Work out how many lines hold the string "需要采用上行开采时". The answer is a single number, nothing more.

### Dataset items
--- begin ---

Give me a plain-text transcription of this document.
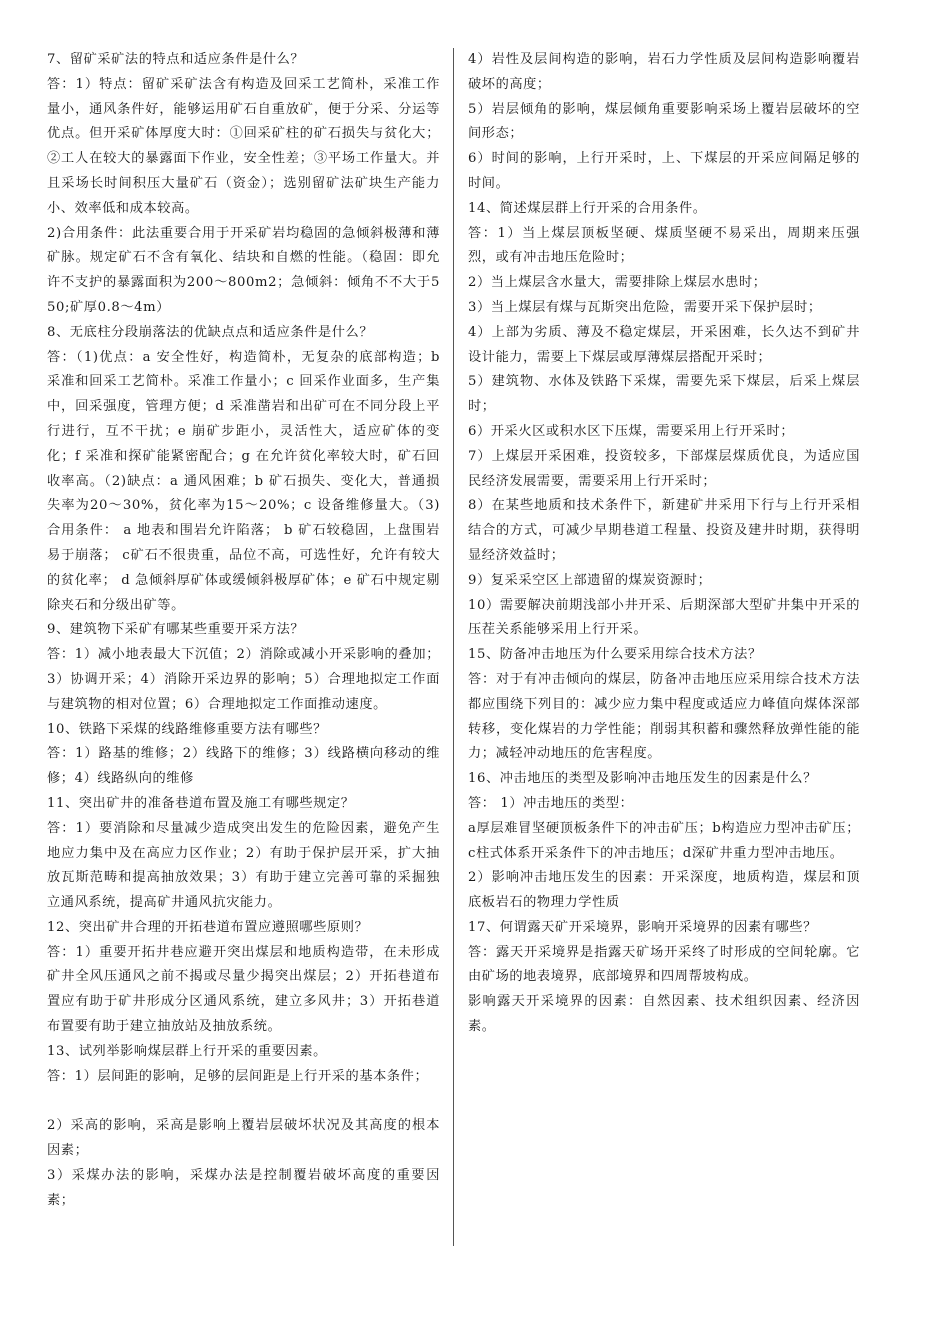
7、留矿采矿法的特点和适应条件是什么？

答：1）特点：留矿采矿法含有构造及回采工艺简朴，采准工作量小，通风条件好，能够运用矿石自重放矿，便于分采、分运等优点。但开采矿体厚度大时：①回采矿柱的矿石损失与贫化大；②工人在较大的暴露面下作业，安全性差；③平场工作量大。并且采场长时间积压大量矿石（资金）；选别留矿法矿块生产能力小、效率低和成本较高。

2)合用条件：此法重要合用于开采矿岩均稳固的急倾斜极薄和薄矿脉。规定矿石不含有氧化、结块和自燃的性能。（稳固：即允许不支护的暴露面积为200～800m2；急倾斜：倾角不不大于550;矿厚0.8～4m）

8、无底柱分段崩落法的优缺点点和适应条件是什么？

答：（1)优点：a 安全性好，构造简朴，无复杂的底部构造；b 采准和回采工艺简朴。采准工作量小；c 回采作业面多，生产集中，回采强度，管理方便；d 采准凿岩和出矿可在不同分段上平行进行，互不干扰；e 崩矿步距小，灵活性大，适应矿体的变化；f 采准和探矿能紧密配合；g 在允许贫化率较大时，矿石回收率高。（2)缺点：a 通风困难；b 矿石损失、变化大，普通损失率为20～30%，贫化率为15～20%；c 设备维修量大。（3)合用条件： a 地表和围岩允许陷落； b 矿石较稳固，上盘围岩易于崩落； c矿石不很贵重，品位不高，可选性好，允许有较大的贫化率； d 急倾斜厚矿体或缓倾斜极厚矿体；e 矿石中规定剔除夹石和分级出矿等。

9、建筑物下采矿有哪某些重要开采方法？

答：1）减小地表最大下沉值；2）消除或减小开采影响的叠加；3）协调开采；4）消除开采边界的影响；5）合理地拟定工作面与建筑物的相对位置；6）合理地拟定工作面推动速度。

10、铁路下采煤的线路维修重要方法有哪些？

答：1）路基的维修；2）线路下的维修；3）线路横向移动的维修；4）线路纵向的维修

11、突出矿井的准备巷道布置及施工有哪些规定？

答：1）要消除和尽量减少造成突出发生的危险因素，避免产生地应力集中及在高应力区作业；2）有助于保护层开采，扩大抽放瓦斯范畴和提高抽放效果；3）有助于建立完善可靠的采掘独立通风系统，提高矿井通风抗灾能力。

12、突出矿井合理的开拓巷道布置应遵照哪些原则？

答：1）重要开拓井巷应避开突出煤层和地质构造带，在未形成矿井全风压通风之前不揭或尽量少揭突出煤层；2）开拓巷道布置应有助于矿井形成分区通风系统，建立多风井；3）开拓巷道布置要有助于建立抽放站及抽放系统。

13、试列举影响煤层群上行开采的重要因素。

答：1）层间距的影响，足够的层间距是上行开采的基本条件；

2）采高的影响，采高是影响上覆岩层破坏状况及其高度的根本因素；

3）采煤办法的影响，采煤办法是控制覆岩破坏高度的重要因素；

4）岩性及层间构造的影响，岩石力学性质及层间构造影响覆岩破坏的高度；

5）岩层倾角的影响，煤层倾角重要影响采场上覆岩层破坏的空间形态；

6）时间的影响，上行开采时，上、下煤层的开采应间隔足够的时间。

14、简述煤层群上行开采的合用条件。

答：1）当上煤层顶板坚硬、煤质坚硬不易采出，周期来压强烈，或有冲击地压危险时；

2）当上煤层含水量大，需要排除上煤层水患时；

3）当上煤层有煤与瓦斯突出危险，需要开采下保护层时；

4）上部为劣质、薄及不稳定煤层，开采困难，长久达不到矿井设计能力，需要上下煤层或厚薄煤层搭配开采时；

5）建筑物、水体及铁路下采煤，需要先采下煤层，后采上煤层时；

6）开采火区或积水区下压煤，需要采用上行开采时；

7）上煤层开采困难，投资较多，下部煤层煤质优良，为适应国民经济发展需要，需要采用上行开采时；

8）在某些地质和技术条件下，新建矿井采用下行与上行开采相结合的方式，可减少早期巷道工程量、投资及建井时期，获得明显经济效益时；

9）复采采空区上部遗留的煤炭资源时；

10）需要解决前期浅部小井开采、后期深部大型矿井集中开采的压茬关系能够采用上行开采。

15、防备冲击地压为什么要采用综合技术方法？

答：对于有冲击倾向的煤层，防备冲击地压应采用综合技术方法都应围绕下列目的：减少应力集中程度或适应力峰值向煤体深部转移，变化煤岩的力学性能；削弱其积蓄和骤然释放弹性能的能力；减轻冲动地压的危害程度。

16、冲击地压的类型及影响冲击地压发生的因素是什么？

答： 1）冲击地压的类型：

a厚层难冒坚硬顶板条件下的冲击矿压；b构造应力型冲击矿压；c柱式体系开采条件下的冲击地压；d深矿井重力型冲击地压。

2）影响冲击地压发生的因素：开采深度，地质构造，煤层和顶底板岩石的物理力学性质

17、何谓露天矿开采境界，影响开采境界的因素有哪些？

答：露天开采境界是指露天矿场开采终了时形成的空间轮廓。它由矿场的地表境界，底部境界和四周帮坡构成。

影响露天开采境界的因素：自然因素、技术组织因素、经济因素。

--- end ---

### RESULT FOR THIS TASK
2